══ Material

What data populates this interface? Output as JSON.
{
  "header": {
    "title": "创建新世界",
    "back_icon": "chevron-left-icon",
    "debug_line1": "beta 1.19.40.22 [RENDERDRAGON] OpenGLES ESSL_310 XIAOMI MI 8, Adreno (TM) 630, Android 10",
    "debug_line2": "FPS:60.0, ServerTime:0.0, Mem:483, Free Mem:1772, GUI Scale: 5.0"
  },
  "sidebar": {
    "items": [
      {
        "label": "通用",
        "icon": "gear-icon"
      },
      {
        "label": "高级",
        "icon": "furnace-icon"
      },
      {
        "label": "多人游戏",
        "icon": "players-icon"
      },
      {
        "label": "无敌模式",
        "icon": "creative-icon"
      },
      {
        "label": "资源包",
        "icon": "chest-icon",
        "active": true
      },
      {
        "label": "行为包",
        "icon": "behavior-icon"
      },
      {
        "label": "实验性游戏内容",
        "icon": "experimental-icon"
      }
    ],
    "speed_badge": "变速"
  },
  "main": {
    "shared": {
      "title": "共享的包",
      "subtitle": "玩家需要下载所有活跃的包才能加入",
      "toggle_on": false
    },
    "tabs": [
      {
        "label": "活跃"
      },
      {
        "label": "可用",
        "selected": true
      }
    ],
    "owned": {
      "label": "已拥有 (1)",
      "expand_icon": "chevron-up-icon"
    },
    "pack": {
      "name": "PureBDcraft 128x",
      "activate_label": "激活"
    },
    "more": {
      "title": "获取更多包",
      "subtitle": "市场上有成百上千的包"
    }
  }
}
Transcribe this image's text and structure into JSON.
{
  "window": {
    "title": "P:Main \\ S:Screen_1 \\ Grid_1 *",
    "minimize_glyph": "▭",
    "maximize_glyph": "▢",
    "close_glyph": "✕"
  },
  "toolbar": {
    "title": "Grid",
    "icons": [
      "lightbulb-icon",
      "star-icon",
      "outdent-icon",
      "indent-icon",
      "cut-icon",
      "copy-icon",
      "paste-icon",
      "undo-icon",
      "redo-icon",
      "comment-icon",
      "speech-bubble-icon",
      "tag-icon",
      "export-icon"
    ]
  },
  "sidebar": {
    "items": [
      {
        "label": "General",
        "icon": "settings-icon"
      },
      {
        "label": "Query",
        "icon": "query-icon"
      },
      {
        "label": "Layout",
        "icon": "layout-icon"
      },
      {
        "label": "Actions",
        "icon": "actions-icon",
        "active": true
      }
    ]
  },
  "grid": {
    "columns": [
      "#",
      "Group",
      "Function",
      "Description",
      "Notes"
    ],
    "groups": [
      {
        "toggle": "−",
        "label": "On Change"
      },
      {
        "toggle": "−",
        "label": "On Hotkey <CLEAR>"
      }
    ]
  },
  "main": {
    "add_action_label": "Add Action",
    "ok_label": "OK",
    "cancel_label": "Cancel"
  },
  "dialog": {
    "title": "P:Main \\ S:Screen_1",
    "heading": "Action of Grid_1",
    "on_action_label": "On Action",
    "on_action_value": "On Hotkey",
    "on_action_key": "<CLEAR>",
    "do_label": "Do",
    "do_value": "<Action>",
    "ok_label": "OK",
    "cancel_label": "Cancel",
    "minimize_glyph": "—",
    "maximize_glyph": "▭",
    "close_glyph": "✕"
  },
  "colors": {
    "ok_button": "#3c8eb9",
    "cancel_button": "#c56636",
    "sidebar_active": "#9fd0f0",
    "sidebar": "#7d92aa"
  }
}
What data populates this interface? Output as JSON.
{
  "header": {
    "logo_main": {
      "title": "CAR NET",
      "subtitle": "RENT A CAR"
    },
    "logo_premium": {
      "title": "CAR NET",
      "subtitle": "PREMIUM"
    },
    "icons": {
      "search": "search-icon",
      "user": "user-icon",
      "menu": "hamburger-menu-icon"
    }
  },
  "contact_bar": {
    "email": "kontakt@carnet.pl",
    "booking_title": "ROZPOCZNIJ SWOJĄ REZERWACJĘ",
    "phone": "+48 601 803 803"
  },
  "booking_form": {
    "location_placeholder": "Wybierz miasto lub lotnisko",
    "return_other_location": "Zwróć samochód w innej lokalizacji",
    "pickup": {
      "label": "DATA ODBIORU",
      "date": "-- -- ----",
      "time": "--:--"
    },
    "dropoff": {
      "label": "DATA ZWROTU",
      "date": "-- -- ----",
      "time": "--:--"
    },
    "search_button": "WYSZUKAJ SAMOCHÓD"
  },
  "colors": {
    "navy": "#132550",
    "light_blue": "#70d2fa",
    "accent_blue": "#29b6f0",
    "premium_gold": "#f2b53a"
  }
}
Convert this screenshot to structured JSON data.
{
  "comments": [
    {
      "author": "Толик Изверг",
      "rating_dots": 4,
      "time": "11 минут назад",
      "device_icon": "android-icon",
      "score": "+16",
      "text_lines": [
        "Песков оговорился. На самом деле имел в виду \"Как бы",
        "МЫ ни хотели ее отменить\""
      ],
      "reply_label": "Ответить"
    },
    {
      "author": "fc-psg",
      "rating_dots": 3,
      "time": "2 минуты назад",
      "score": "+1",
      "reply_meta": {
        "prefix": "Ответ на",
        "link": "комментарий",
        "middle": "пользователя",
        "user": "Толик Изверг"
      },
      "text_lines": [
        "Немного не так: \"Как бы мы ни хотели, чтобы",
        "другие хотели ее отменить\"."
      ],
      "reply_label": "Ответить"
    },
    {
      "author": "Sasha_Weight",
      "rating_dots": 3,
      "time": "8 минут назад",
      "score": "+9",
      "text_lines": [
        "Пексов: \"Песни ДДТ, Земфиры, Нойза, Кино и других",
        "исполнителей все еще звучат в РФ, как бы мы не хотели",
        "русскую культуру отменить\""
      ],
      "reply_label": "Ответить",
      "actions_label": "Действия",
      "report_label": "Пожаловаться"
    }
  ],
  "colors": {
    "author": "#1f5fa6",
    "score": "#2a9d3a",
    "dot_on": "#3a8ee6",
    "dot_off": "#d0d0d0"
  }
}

════

Task requirements: In the listing, how many lines hold "subtitle"? Answer with a bare number.

Answer to this exercise: 4